Collected data:

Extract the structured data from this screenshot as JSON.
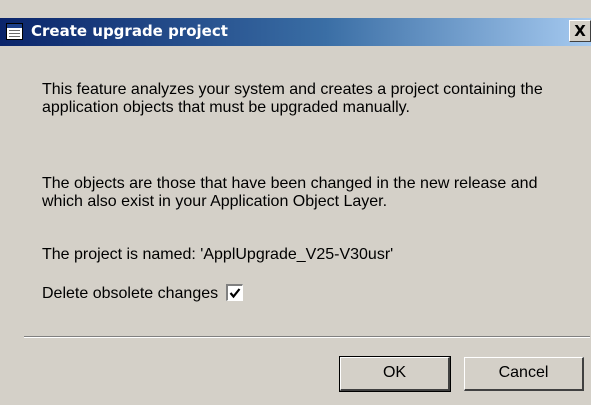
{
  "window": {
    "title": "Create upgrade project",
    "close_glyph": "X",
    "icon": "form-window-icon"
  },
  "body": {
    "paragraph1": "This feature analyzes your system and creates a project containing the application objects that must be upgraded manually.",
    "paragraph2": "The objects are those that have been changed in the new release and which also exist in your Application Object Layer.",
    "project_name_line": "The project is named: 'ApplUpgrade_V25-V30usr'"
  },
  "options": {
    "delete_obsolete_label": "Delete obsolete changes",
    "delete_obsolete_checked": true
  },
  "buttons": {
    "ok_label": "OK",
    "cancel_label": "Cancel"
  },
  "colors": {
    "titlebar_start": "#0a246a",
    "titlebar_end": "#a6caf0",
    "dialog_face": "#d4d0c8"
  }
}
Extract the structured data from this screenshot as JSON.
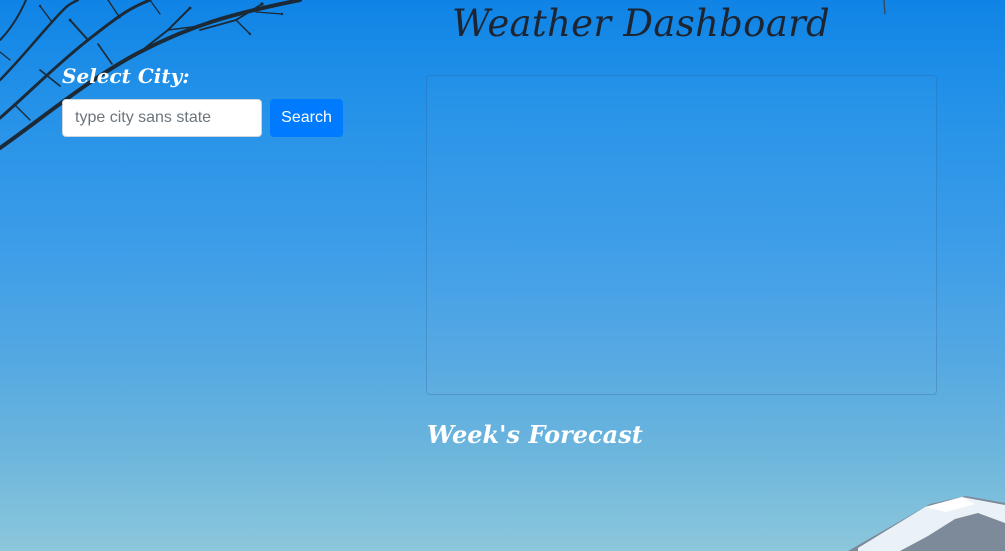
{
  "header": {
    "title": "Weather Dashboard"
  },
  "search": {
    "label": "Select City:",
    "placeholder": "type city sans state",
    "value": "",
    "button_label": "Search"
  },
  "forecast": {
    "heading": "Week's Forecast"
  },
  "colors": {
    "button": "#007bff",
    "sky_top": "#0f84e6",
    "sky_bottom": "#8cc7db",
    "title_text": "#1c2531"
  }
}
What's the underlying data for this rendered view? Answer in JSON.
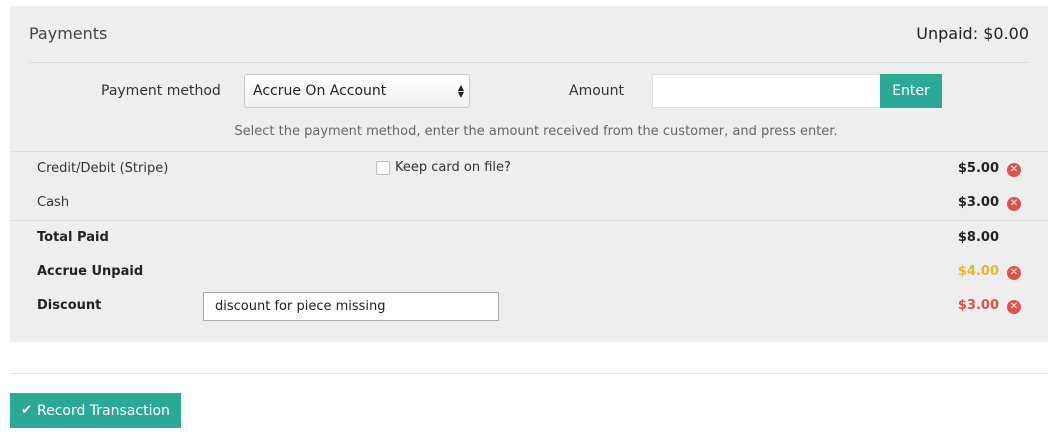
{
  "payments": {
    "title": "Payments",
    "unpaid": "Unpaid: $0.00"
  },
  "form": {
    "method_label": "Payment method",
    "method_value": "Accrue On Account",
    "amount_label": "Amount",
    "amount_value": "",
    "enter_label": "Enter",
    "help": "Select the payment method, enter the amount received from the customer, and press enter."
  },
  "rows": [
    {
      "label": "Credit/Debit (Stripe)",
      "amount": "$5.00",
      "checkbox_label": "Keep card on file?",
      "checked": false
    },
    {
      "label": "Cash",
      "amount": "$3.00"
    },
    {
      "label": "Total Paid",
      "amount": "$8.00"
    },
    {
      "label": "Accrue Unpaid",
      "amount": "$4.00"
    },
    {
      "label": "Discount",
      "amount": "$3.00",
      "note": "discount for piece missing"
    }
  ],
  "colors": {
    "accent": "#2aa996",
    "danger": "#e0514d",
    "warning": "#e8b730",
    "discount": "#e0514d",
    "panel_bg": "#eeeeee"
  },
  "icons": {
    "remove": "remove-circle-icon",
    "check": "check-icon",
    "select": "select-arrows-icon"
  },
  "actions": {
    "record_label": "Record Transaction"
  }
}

| WRITTEN INSTRUCTION |
Repeat the full listing above exactly, with no pictures in the copy.

| COMPLETED TASK |
Extract the structured data from this screenshot as JSON.
{
  "window": {
    "title": "Create upgrade project",
    "close_glyph": "X",
    "icon": "form-window-icon"
  },
  "body": {
    "paragraph1": "This feature analyzes your system and creates a project containing the application objects that must be upgraded manually.",
    "paragraph2": "The objects are those that have been changed in the new release and which also exist in your Application Object Layer.",
    "project_name_line": "The project is named: 'ApplUpgrade_V25-V30usr'"
  },
  "options": {
    "delete_obsolete_label": "Delete obsolete changes",
    "delete_obsolete_checked": true
  },
  "buttons": {
    "ok_label": "OK",
    "cancel_label": "Cancel"
  },
  "colors": {
    "titlebar_start": "#0a246a",
    "titlebar_end": "#a6caf0",
    "dialog_face": "#d4d0c8"
  }
}
Extract the structured data from this screenshot as JSON.
{
  "header": {
    "title": "Weather Dashboard"
  },
  "search": {
    "label": "Select City:",
    "placeholder": "type city sans state",
    "value": "",
    "button_label": "Search"
  },
  "forecast": {
    "heading": "Week's Forecast"
  },
  "colors": {
    "button": "#007bff",
    "sky_top": "#0f84e6",
    "sky_bottom": "#8cc7db",
    "title_text": "#1c2531"
  }
}
What's the underlying data for this rendered view? Answer in JSON.
{
  "payments": {
    "title": "Payments",
    "unpaid": "Unpaid: $0.00"
  },
  "form": {
    "method_label": "Payment method",
    "method_value": "Accrue On Account",
    "amount_label": "Amount",
    "amount_value": "",
    "enter_label": "Enter",
    "help": "Select the payment method, enter the amount received from the customer, and press enter."
  },
  "rows": [
    {
      "label": "Credit/Debit (Stripe)",
      "amount": "$5.00",
      "checkbox_label": "Keep card on file?",
      "checked": false
    },
    {
      "label": "Cash",
      "amount": "$3.00"
    },
    {
      "label": "Total Paid",
      "amount": "$8.00"
    },
    {
      "label": "Accrue Unpaid",
      "amount": "$4.00"
    },
    {
      "label": "Discount",
      "amount": "$3.00",
      "note": "discount for piece missing"
    }
  ],
  "colors": {
    "accent": "#2aa996",
    "danger": "#e0514d",
    "warning": "#e8b730",
    "discount": "#e0514d",
    "panel_bg": "#eeeeee"
  },
  "icons": {
    "remove": "remove-circle-icon",
    "check": "check-icon",
    "select": "select-arrows-icon"
  },
  "actions": {
    "record_label": "Record Transaction"
  }
}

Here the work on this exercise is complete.